---------- Records provided

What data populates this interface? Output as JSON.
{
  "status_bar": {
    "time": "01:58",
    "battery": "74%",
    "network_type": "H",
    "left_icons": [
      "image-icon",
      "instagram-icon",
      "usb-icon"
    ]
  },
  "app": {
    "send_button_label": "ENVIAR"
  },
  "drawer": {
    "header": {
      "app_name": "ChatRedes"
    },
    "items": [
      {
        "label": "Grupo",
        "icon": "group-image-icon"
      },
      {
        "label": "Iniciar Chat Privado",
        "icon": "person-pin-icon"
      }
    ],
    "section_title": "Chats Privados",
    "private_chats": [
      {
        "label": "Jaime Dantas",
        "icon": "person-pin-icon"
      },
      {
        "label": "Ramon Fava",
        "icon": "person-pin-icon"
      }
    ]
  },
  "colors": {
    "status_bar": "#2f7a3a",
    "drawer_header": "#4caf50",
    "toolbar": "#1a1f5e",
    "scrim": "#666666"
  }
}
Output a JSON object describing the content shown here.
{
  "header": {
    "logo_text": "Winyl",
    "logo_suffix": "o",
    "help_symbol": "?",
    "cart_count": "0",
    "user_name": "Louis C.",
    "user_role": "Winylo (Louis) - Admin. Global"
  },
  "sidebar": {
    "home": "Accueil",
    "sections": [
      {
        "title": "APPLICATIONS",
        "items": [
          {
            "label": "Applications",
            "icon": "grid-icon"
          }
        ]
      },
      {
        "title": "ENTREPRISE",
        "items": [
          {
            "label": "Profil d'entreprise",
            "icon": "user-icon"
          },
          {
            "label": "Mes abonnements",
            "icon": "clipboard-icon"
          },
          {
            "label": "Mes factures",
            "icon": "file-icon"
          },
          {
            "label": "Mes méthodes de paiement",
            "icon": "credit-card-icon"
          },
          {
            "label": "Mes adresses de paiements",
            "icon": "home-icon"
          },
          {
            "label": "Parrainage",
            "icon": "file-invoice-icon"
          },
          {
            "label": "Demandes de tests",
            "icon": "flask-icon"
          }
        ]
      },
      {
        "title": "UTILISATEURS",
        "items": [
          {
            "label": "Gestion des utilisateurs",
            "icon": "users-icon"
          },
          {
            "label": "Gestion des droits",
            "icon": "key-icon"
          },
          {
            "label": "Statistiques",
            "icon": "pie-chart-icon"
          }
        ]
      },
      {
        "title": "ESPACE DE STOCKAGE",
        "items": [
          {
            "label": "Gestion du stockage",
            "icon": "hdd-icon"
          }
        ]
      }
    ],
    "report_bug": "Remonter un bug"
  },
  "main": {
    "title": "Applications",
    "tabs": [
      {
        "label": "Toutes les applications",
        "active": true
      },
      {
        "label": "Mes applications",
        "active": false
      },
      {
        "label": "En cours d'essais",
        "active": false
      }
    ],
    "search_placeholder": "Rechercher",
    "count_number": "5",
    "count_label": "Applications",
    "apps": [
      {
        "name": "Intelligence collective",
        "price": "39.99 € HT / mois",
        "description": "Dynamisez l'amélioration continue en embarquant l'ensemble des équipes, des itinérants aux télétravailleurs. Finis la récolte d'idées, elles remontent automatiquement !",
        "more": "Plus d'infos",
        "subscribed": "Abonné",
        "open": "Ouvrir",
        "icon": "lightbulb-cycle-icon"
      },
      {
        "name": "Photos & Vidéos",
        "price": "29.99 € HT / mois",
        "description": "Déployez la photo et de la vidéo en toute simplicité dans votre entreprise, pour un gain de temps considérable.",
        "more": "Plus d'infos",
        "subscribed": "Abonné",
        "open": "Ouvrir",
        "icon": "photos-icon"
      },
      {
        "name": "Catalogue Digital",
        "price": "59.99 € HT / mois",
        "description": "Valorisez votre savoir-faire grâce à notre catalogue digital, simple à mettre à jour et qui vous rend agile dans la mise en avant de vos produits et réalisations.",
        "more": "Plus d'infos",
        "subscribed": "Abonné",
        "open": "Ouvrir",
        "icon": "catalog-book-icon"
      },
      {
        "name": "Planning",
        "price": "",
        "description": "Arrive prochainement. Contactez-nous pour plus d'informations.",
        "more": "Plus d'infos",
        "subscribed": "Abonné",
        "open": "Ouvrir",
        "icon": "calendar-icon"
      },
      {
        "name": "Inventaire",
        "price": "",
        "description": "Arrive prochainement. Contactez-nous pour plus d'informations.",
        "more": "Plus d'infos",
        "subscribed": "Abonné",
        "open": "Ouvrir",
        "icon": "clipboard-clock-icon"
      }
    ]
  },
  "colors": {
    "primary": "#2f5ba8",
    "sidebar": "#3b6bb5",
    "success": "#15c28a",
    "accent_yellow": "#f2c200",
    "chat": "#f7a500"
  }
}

--------------------

**Task goal:** Make an exact copy of every line in the data.

**Correct response:**
What data populates this interface? Output as JSON.
{
  "status_bar": {
    "time": "01:58",
    "battery": "74%",
    "network_type": "H",
    "left_icons": [
      "image-icon",
      "instagram-icon",
      "usb-icon"
    ]
  },
  "app": {
    "send_button_label": "ENVIAR"
  },
  "drawer": {
    "header": {
      "app_name": "ChatRedes"
    },
    "items": [
      {
        "label": "Grupo",
        "icon": "group-image-icon"
      },
      {
        "label": "Iniciar Chat Privado",
        "icon": "person-pin-icon"
      }
    ],
    "section_title": "Chats Privados",
    "private_chats": [
      {
        "label": "Jaime Dantas",
        "icon": "person-pin-icon"
      },
      {
        "label": "Ramon Fava",
        "icon": "person-pin-icon"
      }
    ]
  },
  "colors": {
    "status_bar": "#2f7a3a",
    "drawer_header": "#4caf50",
    "toolbar": "#1a1f5e",
    "scrim": "#666666"
  }
}
Output a JSON object describing the content shown here.
{
  "header": {
    "logo_text": "Winyl",
    "logo_suffix": "o",
    "help_symbol": "?",
    "cart_count": "0",
    "user_name": "Louis C.",
    "user_role": "Winylo (Louis) - Admin. Global"
  },
  "sidebar": {
    "home": "Accueil",
    "sections": [
      {
        "title": "APPLICATIONS",
        "items": [
          {
            "label": "Applications",
            "icon": "grid-icon"
          }
        ]
      },
      {
        "title": "ENTREPRISE",
        "items": [
          {
            "label": "Profil d'entreprise",
            "icon": "user-icon"
          },
          {
            "label": "Mes abonnements",
            "icon": "clipboard-icon"
          },
          {
            "label": "Mes factures",
            "icon": "file-icon"
          },
          {
            "label": "Mes méthodes de paiement",
            "icon": "credit-card-icon"
          },
          {
            "label": "Mes adresses de paiements",
            "icon": "home-icon"
          },
          {
            "label": "Parrainage",
            "icon": "file-invoice-icon"
          },
          {
            "label": "Demandes de tests",
            "icon": "flask-icon"
          }
        ]
      },
      {
        "title": "UTILISATEURS",
        "items": [
          {
            "label": "Gestion des utilisateurs",
            "icon": "users-icon"
          },
          {
            "label": "Gestion des droits",
            "icon": "key-icon"
          },
          {
            "label": "Statistiques",
            "icon": "pie-chart-icon"
          }
        ]
      },
      {
        "title": "ESPACE DE STOCKAGE",
        "items": [
          {
            "label": "Gestion du stockage",
            "icon": "hdd-icon"
          }
        ]
      }
    ],
    "report_bug": "Remonter un bug"
  },
  "main": {
    "title": "Applications",
    "tabs": [
      {
        "label": "Toutes les applications",
        "active": true
      },
      {
        "label": "Mes applications",
        "active": false
      },
      {
        "label": "En cours d'essais",
        "active": false
      }
    ],
    "search_placeholder": "Rechercher",
    "count_number": "5",
    "count_label": "Applications",
    "apps": [
      {
        "name": "Intelligence collective",
        "price": "39.99 € HT / mois",
        "description": "Dynamisez l'amélioration continue en embarquant l'ensemble des équipes, des itinérants aux télétravailleurs. Finis la récolte d'idées, elles remontent automatiquement !",
        "more": "Plus d'infos",
        "subscribed": "Abonné",
        "open": "Ouvrir",
        "icon": "lightbulb-cycle-icon"
      },
      {
        "name": "Photos & Vidéos",
        "price": "29.99 € HT / mois",
        "description": "Déployez la photo et de la vidéo en toute simplicité dans votre entreprise, pour un gain de temps considérable.",
        "more": "Plus d'infos",
        "subscribed": "Abonné",
        "open": "Ouvrir",
        "icon": "photos-icon"
      },
      {
        "name": "Catalogue Digital",
        "price": "59.99 € HT / mois",
        "description": "Valorisez votre savoir-faire grâce à notre catalogue digital, simple à mettre à jour et qui vous rend agile dans la mise en avant de vos produits et réalisations.",
        "more": "Plus d'infos",
        "subscribed": "Abonné",
        "open": "Ouvrir",
        "icon": "catalog-book-icon"
      },
      {
        "name": "Planning",
        "price": "",
        "description": "Arrive prochainement. Contactez-nous pour plus d'informations.",
        "more": "Plus d'infos",
        "subscribed": "Abonné",
        "open": "Ouvrir",
        "icon": "calendar-icon"
      },
      {
        "name": "Inventaire",
        "price": "",
        "description": "Arrive prochainement. Contactez-nous pour plus d'informations.",
        "more": "Plus d'infos",
        "subscribed": "Abonné",
        "open": "Ouvrir",
        "icon": "clipboard-clock-icon"
      }
    ]
  },
  "colors": {
    "primary": "#2f5ba8",
    "sidebar": "#3b6bb5",
    "success": "#15c28a",
    "accent_yellow": "#f2c200",
    "chat": "#f7a500"
  }
}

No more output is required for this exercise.